WHAT TO WORK ON
Without the pictures, return each record as it appears.
+++ DATA ROWS
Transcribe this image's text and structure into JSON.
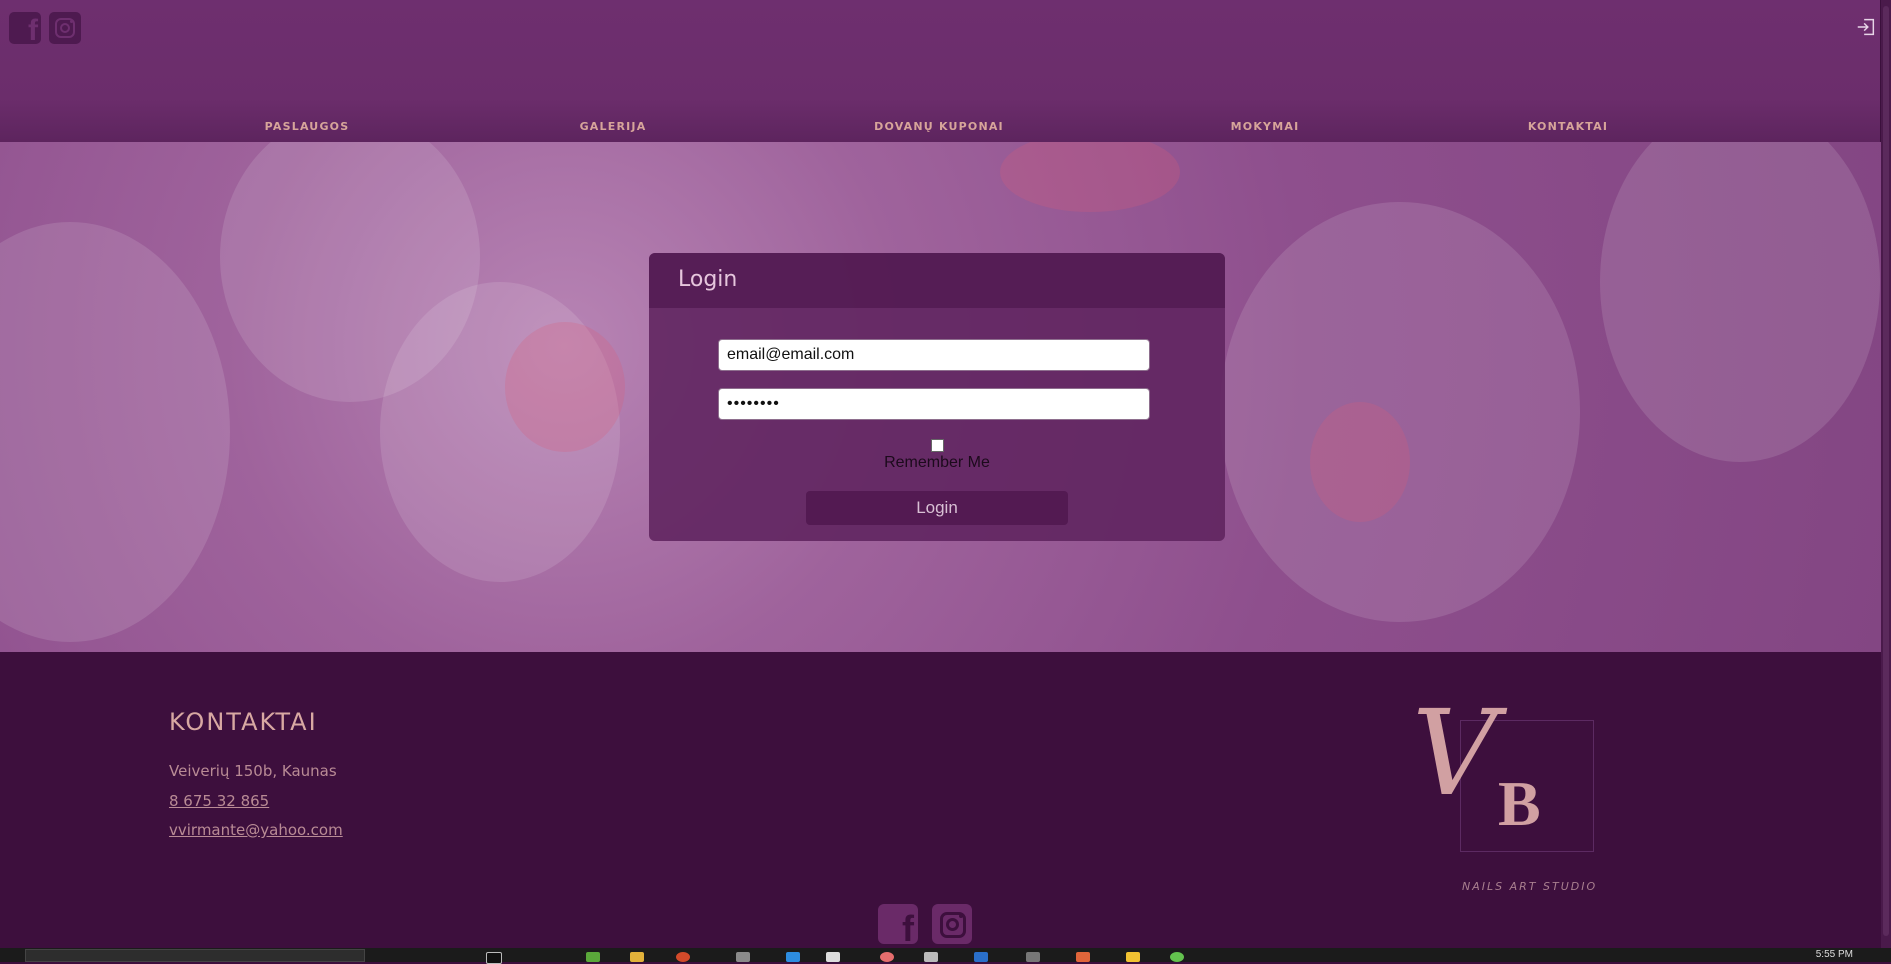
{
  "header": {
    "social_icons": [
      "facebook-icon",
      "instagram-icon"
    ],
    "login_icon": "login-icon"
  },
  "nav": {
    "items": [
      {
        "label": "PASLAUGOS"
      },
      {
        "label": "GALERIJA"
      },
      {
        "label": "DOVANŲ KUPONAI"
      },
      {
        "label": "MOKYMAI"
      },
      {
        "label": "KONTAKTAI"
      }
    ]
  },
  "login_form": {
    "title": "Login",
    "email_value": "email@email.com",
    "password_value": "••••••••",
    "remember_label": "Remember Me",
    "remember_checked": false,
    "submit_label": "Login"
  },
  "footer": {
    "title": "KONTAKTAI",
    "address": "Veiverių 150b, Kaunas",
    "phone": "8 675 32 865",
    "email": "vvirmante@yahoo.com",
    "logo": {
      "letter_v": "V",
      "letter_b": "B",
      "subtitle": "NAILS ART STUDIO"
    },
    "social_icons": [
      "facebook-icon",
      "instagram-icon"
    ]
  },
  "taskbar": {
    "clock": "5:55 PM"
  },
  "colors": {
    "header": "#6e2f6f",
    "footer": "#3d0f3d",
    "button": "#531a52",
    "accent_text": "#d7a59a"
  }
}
++++++
FINISHED ANSWER
Transcribe this image's text and structure into JSON.
{
  "header": {
    "social_icons": [
      "facebook-icon",
      "instagram-icon"
    ],
    "login_icon": "login-icon"
  },
  "nav": {
    "items": [
      {
        "label": "PASLAUGOS"
      },
      {
        "label": "GALERIJA"
      },
      {
        "label": "DOVANŲ KUPONAI"
      },
      {
        "label": "MOKYMAI"
      },
      {
        "label": "KONTAKTAI"
      }
    ]
  },
  "login_form": {
    "title": "Login",
    "email_value": "email@email.com",
    "password_value": "••••••••",
    "remember_label": "Remember Me",
    "remember_checked": false,
    "submit_label": "Login"
  },
  "footer": {
    "title": "KONTAKTAI",
    "address": "Veiverių 150b, Kaunas",
    "phone": "8 675 32 865",
    "email": "vvirmante@yahoo.com",
    "logo": {
      "letter_v": "V",
      "letter_b": "B",
      "subtitle": "NAILS ART STUDIO"
    },
    "social_icons": [
      "facebook-icon",
      "instagram-icon"
    ]
  },
  "taskbar": {
    "clock": "5:55 PM"
  },
  "colors": {
    "header": "#6e2f6f",
    "footer": "#3d0f3d",
    "button": "#531a52",
    "accent_text": "#d7a59a"
  }
}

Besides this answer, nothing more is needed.